* start Supplied data *

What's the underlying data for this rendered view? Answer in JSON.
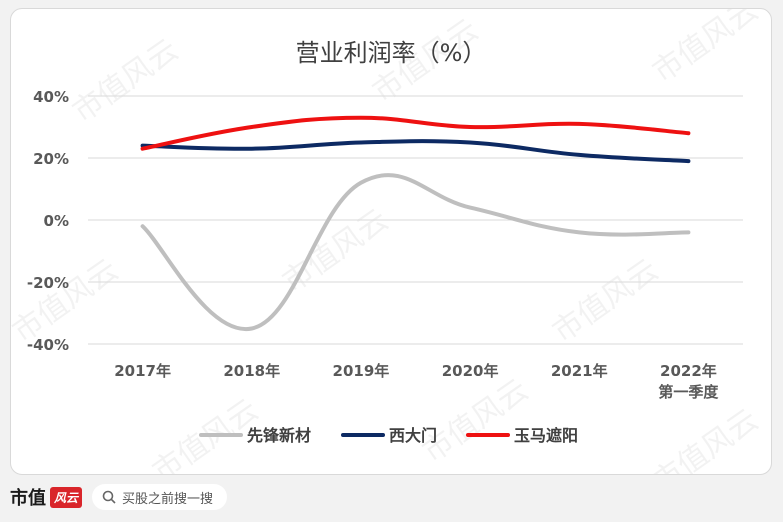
{
  "chart_data": {
    "type": "line",
    "title": "营业利润率（%）",
    "categories": [
      "2017年",
      "2018年",
      "2019年",
      "2020年",
      "2021年",
      "2022年\n第一季度"
    ],
    "ylim": [
      -40,
      40
    ],
    "yticks": [
      -40,
      -20,
      0,
      20,
      40
    ],
    "ytick_labels": [
      "-40%",
      "-20%",
      "0%",
      "20%",
      "40%"
    ],
    "grid": true,
    "legend_position": "bottom",
    "series": [
      {
        "name": "先锋新材",
        "color": "#bfbfbf",
        "values": [
          -2,
          -35,
          12,
          4,
          -4,
          -4
        ]
      },
      {
        "name": "西大门",
        "color": "#0d2a63",
        "values": [
          24,
          23,
          25,
          25,
          21,
          19
        ]
      },
      {
        "name": "玉马遮阳",
        "color": "#ee1111",
        "values": [
          23,
          30,
          33,
          30,
          31,
          28
        ]
      }
    ]
  },
  "watermark": "市值风云",
  "footer": {
    "brand": "市值",
    "brand_mark": "风云",
    "search_placeholder": "买股之前搜一搜"
  }
}
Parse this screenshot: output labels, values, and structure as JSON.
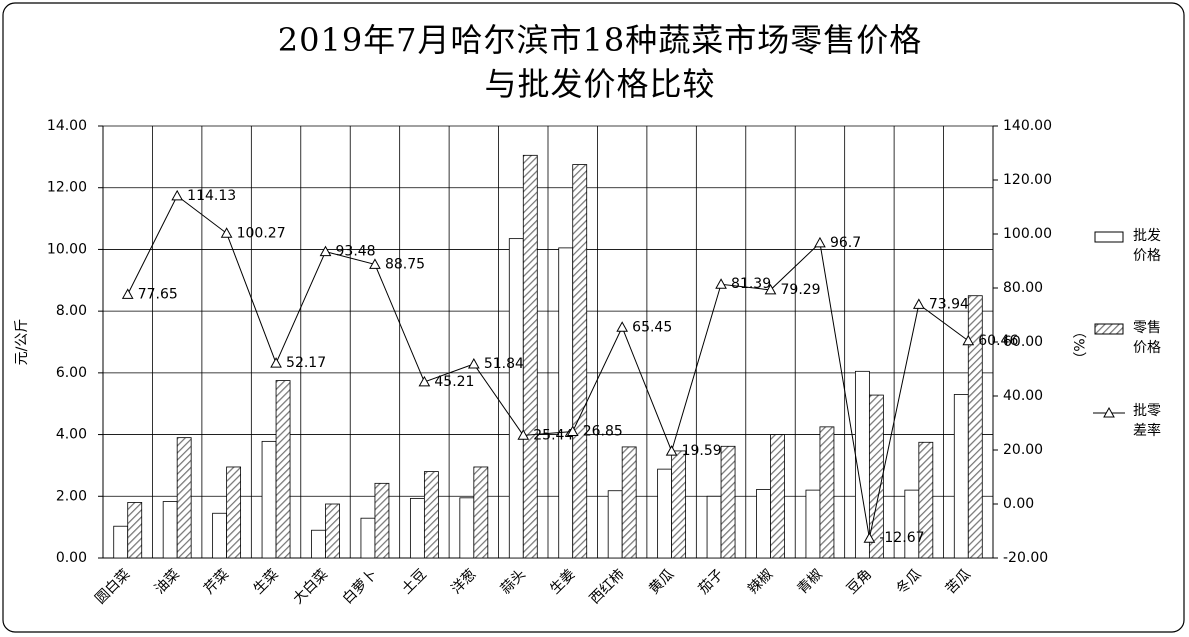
{
  "chart_data": {
    "type": "bar_line",
    "title": "2019年7月哈尔滨市18种蔬菜市场零售价格\n与批发价格比较",
    "y_label": "元/公斤",
    "y2_label": "（%）",
    "categories": [
      "圆白菜",
      "油菜",
      "芹菜",
      "生菜",
      "大白菜",
      "白萝卜",
      "土豆",
      "洋葱",
      "蒜头",
      "生姜",
      "西红柿",
      "黄瓜",
      "茄子",
      "辣椒",
      "青椒",
      "豆角",
      "冬瓜",
      "苦瓜"
    ],
    "series": [
      {
        "name": "批发价格",
        "color": "#ffffff",
        "values": [
          1.03,
          1.83,
          1.45,
          3.78,
          0.9,
          1.29,
          1.93,
          1.95,
          10.35,
          10.05,
          2.18,
          2.88,
          2.0,
          2.22,
          2.2,
          6.05,
          2.2,
          5.3
        ]
      },
      {
        "name": "零售价格",
        "color": "#999999",
        "hatch": true,
        "values": [
          1.8,
          3.9,
          2.95,
          5.75,
          1.75,
          2.42,
          2.8,
          2.95,
          13.05,
          12.75,
          3.6,
          3.47,
          3.62,
          4.0,
          4.25,
          5.28,
          3.75,
          8.5
        ]
      },
      {
        "name": "批零差率",
        "color": "#000000",
        "axis": "y2",
        "marker": "triangle",
        "values": [
          77.65,
          114.13,
          100.27,
          52.17,
          93.48,
          88.75,
          45.21,
          51.84,
          25.44,
          26.85,
          65.45,
          19.59,
          81.39,
          79.29,
          96.7,
          -12.67,
          73.94,
          60.46
        ]
      }
    ],
    "ylim": [
      0,
      14
    ],
    "yticks": [
      {
        "value": 0,
        "label": "0.00"
      },
      {
        "value": 2,
        "label": "2.00"
      },
      {
        "value": 4,
        "label": "4.00"
      },
      {
        "value": 6,
        "label": "6.00"
      },
      {
        "value": 8,
        "label": "8.00"
      },
      {
        "value": 10,
        "label": "10.00"
      },
      {
        "value": 12,
        "label": "12.00"
      },
      {
        "value": 14,
        "label": "14.00"
      }
    ],
    "y2lim": [
      -20,
      140
    ],
    "y2ticks": [
      {
        "value": -20,
        "label": "-20.00"
      },
      {
        "value": 0,
        "label": "0.00"
      },
      {
        "value": 20,
        "label": "20.00"
      },
      {
        "value": 40,
        "label": "40.00"
      },
      {
        "value": 60,
        "label": "60.00"
      },
      {
        "value": 80,
        "label": "80.00"
      },
      {
        "value": 100,
        "label": "100.00"
      },
      {
        "value": 120,
        "label": "120.00"
      },
      {
        "value": 140,
        "label": "140.00"
      }
    ],
    "grid": true
  }
}
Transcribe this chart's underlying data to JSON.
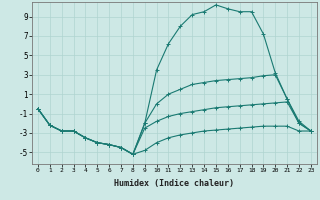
{
  "xlabel": "Humidex (Indice chaleur)",
  "bg_color": "#cde8e5",
  "grid_color": "#b0d4d0",
  "line_color": "#1a7a72",
  "xlim": [
    -0.5,
    23.5
  ],
  "ylim": [
    -6.2,
    10.5
  ],
  "xticks": [
    0,
    1,
    2,
    3,
    4,
    5,
    6,
    7,
    8,
    9,
    10,
    11,
    12,
    13,
    14,
    15,
    16,
    17,
    18,
    19,
    20,
    21,
    22,
    23
  ],
  "yticks": [
    -5,
    -3,
    -1,
    1,
    3,
    5,
    7,
    9
  ],
  "series": [
    {
      "x": [
        0,
        1,
        2,
        3,
        4,
        5,
        6,
        7,
        8,
        9,
        10,
        11,
        12,
        13,
        14,
        15,
        16,
        17,
        18,
        19,
        20,
        21,
        22,
        23
      ],
      "y": [
        -0.5,
        -2.2,
        -2.8,
        -2.8,
        -3.5,
        -4.0,
        -4.2,
        -4.5,
        -5.2,
        -4.8,
        -4.0,
        -3.5,
        -3.2,
        -3.0,
        -2.8,
        -2.7,
        -2.6,
        -2.5,
        -2.4,
        -2.3,
        -2.3,
        -2.3,
        -2.8,
        -2.8
      ]
    },
    {
      "x": [
        0,
        1,
        2,
        3,
        4,
        5,
        6,
        7,
        8,
        9,
        10,
        11,
        12,
        13,
        14,
        15,
        16,
        17,
        18,
        19,
        20,
        21,
        22,
        23
      ],
      "y": [
        -0.5,
        -2.2,
        -2.8,
        -2.8,
        -3.5,
        -4.0,
        -4.2,
        -4.5,
        -5.2,
        -2.5,
        -1.8,
        -1.3,
        -1.0,
        -0.8,
        -0.6,
        -0.4,
        -0.3,
        -0.2,
        -0.1,
        0.0,
        0.1,
        0.2,
        -2.0,
        -2.8
      ]
    },
    {
      "x": [
        0,
        1,
        2,
        3,
        4,
        5,
        6,
        7,
        8,
        9,
        10,
        11,
        12,
        13,
        14,
        15,
        16,
        17,
        18,
        19,
        20,
        21,
        22,
        23
      ],
      "y": [
        -0.5,
        -2.2,
        -2.8,
        -2.8,
        -3.5,
        -4.0,
        -4.2,
        -4.5,
        -5.2,
        -2.0,
        0.0,
        1.0,
        1.5,
        2.0,
        2.2,
        2.4,
        2.5,
        2.6,
        2.7,
        2.9,
        3.0,
        0.5,
        -1.8,
        -2.8
      ]
    },
    {
      "x": [
        0,
        1,
        2,
        3,
        4,
        5,
        6,
        7,
        8,
        9,
        10,
        11,
        12,
        13,
        14,
        15,
        16,
        17,
        18,
        19,
        20,
        21,
        22,
        23
      ],
      "y": [
        -0.5,
        -2.2,
        -2.8,
        -2.8,
        -3.5,
        -4.0,
        -4.2,
        -4.5,
        -5.2,
        -2.0,
        3.5,
        6.2,
        8.0,
        9.2,
        9.5,
        10.2,
        9.8,
        9.5,
        9.5,
        7.2,
        3.2,
        0.5,
        -2.0,
        -2.8
      ]
    }
  ]
}
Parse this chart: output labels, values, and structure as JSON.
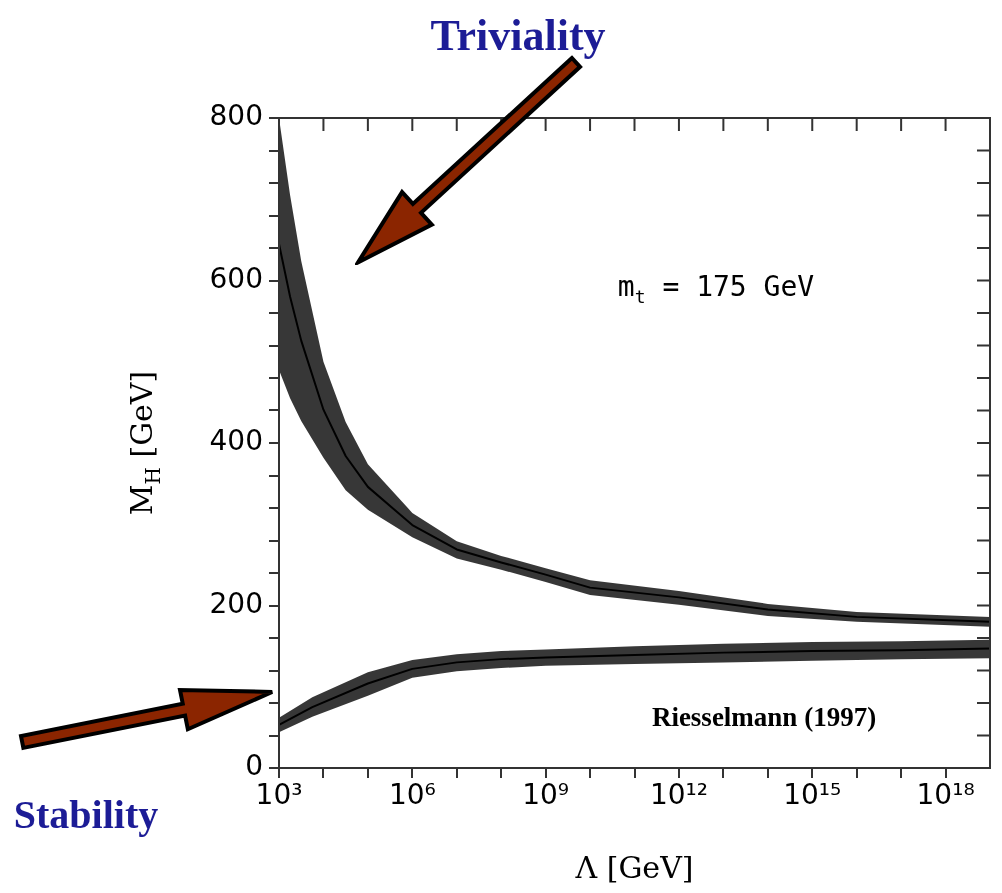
{
  "chart_data": {
    "type": "line",
    "xlabel": "Λ [GeV]",
    "ylabel": "M$_{H}$ [GeV]",
    "annotations": [
      "Triviality",
      "Stability",
      "m$_{t}$ = 175 GeV",
      "Riesselmann (1997)"
    ],
    "log": "x",
    "xlim": [
      1000,
      1e+19
    ],
    "ylim": [
      0,
      800
    ],
    "xticks": [
      {
        "value": 1000,
        "label": "10³"
      },
      {
        "value": 10000.0,
        "label": null
      },
      {
        "value": 100000.0,
        "label": null
      },
      {
        "value": 1000000.0,
        "label": "10⁶"
      },
      {
        "value": 10000000.0,
        "label": null
      },
      {
        "value": 100000000.0,
        "label": null
      },
      {
        "value": 1000000000.0,
        "label": "10⁹"
      },
      {
        "value": 10000000000.0,
        "label": null
      },
      {
        "value": 100000000000.0,
        "label": null
      },
      {
        "value": 1000000000000.0,
        "label": "10¹²"
      },
      {
        "value": 10000000000000.0,
        "label": null
      },
      {
        "value": 100000000000000.0,
        "label": null
      },
      {
        "value": 1000000000000000.0,
        "label": "10¹⁵"
      },
      {
        "value": 1e+16,
        "label": null
      },
      {
        "value": 1e+17,
        "label": null
      },
      {
        "value": 1e+18,
        "label": "10¹⁸"
      }
    ],
    "yticks": [
      0,
      {
        "value": 40,
        "label": null
      },
      {
        "value": 80,
        "label": null
      },
      {
        "value": 120,
        "label": null
      },
      {
        "value": 160,
        "label": null
      },
      200,
      {
        "value": 240,
        "label": null
      },
      {
        "value": 280,
        "label": null
      },
      {
        "value": 320,
        "label": null
      },
      {
        "value": 360,
        "label": null
      },
      400,
      {
        "value": 440,
        "label": null
      },
      {
        "value": 480,
        "label": null
      },
      {
        "value": 520,
        "label": null
      },
      {
        "value": 560,
        "label": null
      },
      600,
      {
        "value": 640,
        "label": null
      },
      {
        "value": 680,
        "label": null
      },
      {
        "value": 720,
        "label": null
      },
      {
        "value": 760,
        "label": null
      },
      800
    ],
    "series": [
      {
        "color": "#000000",
        "x": [
          1000,
          1778,
          3162,
          10000,
          31623,
          100000,
          1000000.0,
          10000000.0,
          100000000.0,
          1000000000.0,
          10000000000.0,
          1000000000000.0,
          100000000000000.0,
          1e+16,
          1e+19
        ],
        "values": [
          645,
          580,
          526,
          441,
          384,
          346,
          299,
          269,
          253,
          238,
          222,
          210,
          195,
          186,
          180
        ],
        "lower": [
          490,
          455,
          427,
          382,
          342,
          318,
          284,
          258,
          244,
          229,
          213,
          201,
          187,
          180,
          174
        ],
        "upper": [
          800,
          705,
          624,
          500,
          426,
          374,
          314,
          279,
          261,
          246,
          231,
          218,
          202,
          192,
          186
        ]
      },
      {
        "color": "#000000",
        "x": [
          1000,
          5623,
          100000,
          1000000.0,
          10000000.0,
          100000000.0,
          1000000000.0,
          100000000000.0,
          10000000000000.0,
          1000000000000000.0,
          1e+17,
          1e+19
        ],
        "values": [
          53,
          75,
          104,
          122,
          130,
          134,
          136,
          139,
          142,
          144,
          145,
          147
        ],
        "lower": [
          44,
          63,
          89,
          111,
          119,
          123,
          126,
          128,
          130,
          132,
          134,
          135
        ],
        "upper": [
          62,
          87,
          118,
          133,
          140,
          144,
          146,
          150,
          153,
          155,
          156,
          158
        ]
      }
    ]
  }
}
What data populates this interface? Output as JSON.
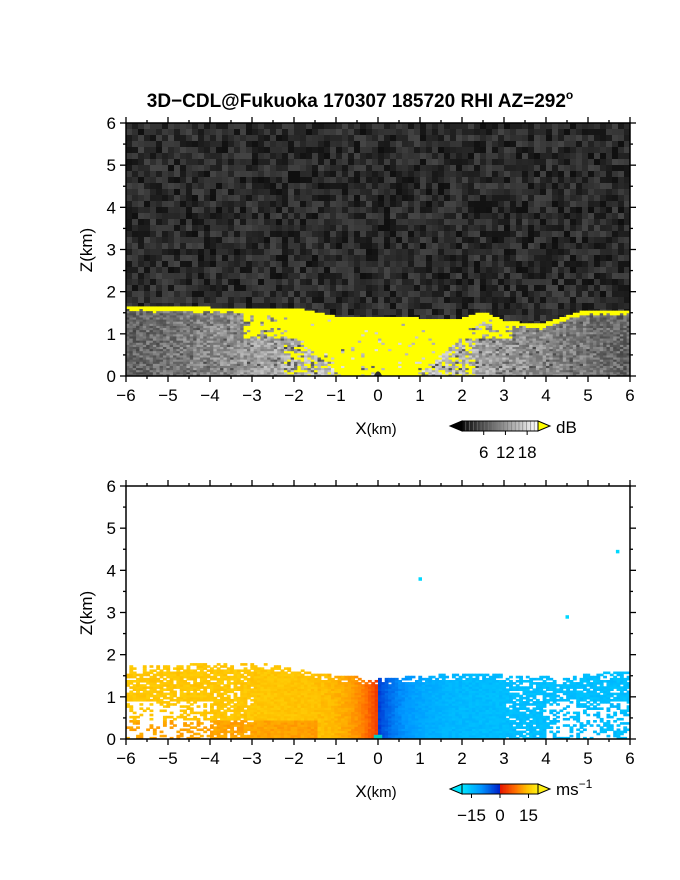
{
  "title": "3D−CDL@Fukuoka 170307 185720 RHI AZ=292",
  "title_degree": "o",
  "chart_data": [
    {
      "type": "heatmap",
      "name": "backscatter-intensity",
      "xlabel_main": "X",
      "xlabel_unit": "(km)",
      "ylabel": "Z(km)",
      "xlim": [
        -6,
        6
      ],
      "ylim": [
        0,
        6
      ],
      "x_ticks": [
        "−6",
        "−5",
        "−4",
        "−3",
        "−2",
        "−1",
        "0",
        "1",
        "2",
        "3",
        "4",
        "5",
        "6"
      ],
      "y_ticks": [
        "0",
        "1",
        "2",
        "3",
        "4",
        "5",
        "6"
      ],
      "data_top_height_km": [
        {
          "x": -6.0,
          "z": 1.65
        },
        {
          "x": -4.0,
          "z": 1.6
        },
        {
          "x": -2.0,
          "z": 1.6
        },
        {
          "x": -1.0,
          "z": 1.4
        },
        {
          "x": 0.0,
          "z": 1.38
        },
        {
          "x": 1.0,
          "z": 1.35
        },
        {
          "x": 2.0,
          "z": 1.35
        },
        {
          "x": 2.5,
          "z": 1.5
        },
        {
          "x": 3.0,
          "z": 1.3
        },
        {
          "x": 3.8,
          "z": 1.2
        },
        {
          "x": 5.0,
          "z": 1.55
        },
        {
          "x": 6.0,
          "z": 1.55
        }
      ],
      "colorbar": {
        "unit": "dB",
        "ticks": [
          "6",
          "12",
          "18"
        ],
        "range": [
          0,
          21
        ],
        "saturated_color": "#ffff00"
      },
      "colors": {
        "background_noise": "#222222",
        "saturated": "#ffff00"
      }
    },
    {
      "type": "heatmap",
      "name": "doppler-velocity",
      "xlabel_main": "X",
      "xlabel_unit": "(km)",
      "ylabel": "Z(km)",
      "xlim": [
        -6,
        6
      ],
      "ylim": [
        0,
        6
      ],
      "x_ticks": [
        "−6",
        "−5",
        "−4",
        "−3",
        "−2",
        "−1",
        "0",
        "1",
        "2",
        "3",
        "4",
        "5",
        "6"
      ],
      "y_ticks": [
        "0",
        "1",
        "2",
        "3",
        "4",
        "5",
        "6"
      ],
      "data_top_height_km": [
        {
          "x": -6.0,
          "z": 1.7
        },
        {
          "x": -3.0,
          "z": 1.8
        },
        {
          "x": -1.0,
          "z": 1.5
        },
        {
          "x": 0.0,
          "z": 1.4
        },
        {
          "x": 2.0,
          "z": 1.55
        },
        {
          "x": 4.0,
          "z": 1.45
        },
        {
          "x": 6.0,
          "z": 1.6
        }
      ],
      "isolated_points": [
        {
          "x": 1.0,
          "z": 3.8
        },
        {
          "x": 4.5,
          "z": 2.9
        },
        {
          "x": 5.7,
          "z": 4.45
        }
      ],
      "colorbar": {
        "unit_main": "ms",
        "unit_exp": "−1",
        "ticks": [
          "−15",
          "0",
          "15"
        ],
        "range": [
          -20,
          20
        ]
      },
      "colors": {
        "negative": "#00a0ff",
        "zero_neg": "#0030c0",
        "zero_pos": "#e82000",
        "positive": "#ffe000"
      }
    }
  ]
}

* end Supplied data *

Written instruction = Go through the lines above. Select every one that has the string "What".

Result below =
What's the underlying data for this rendered view? Answer in JSON.
What data populates this interface? Output as JSON.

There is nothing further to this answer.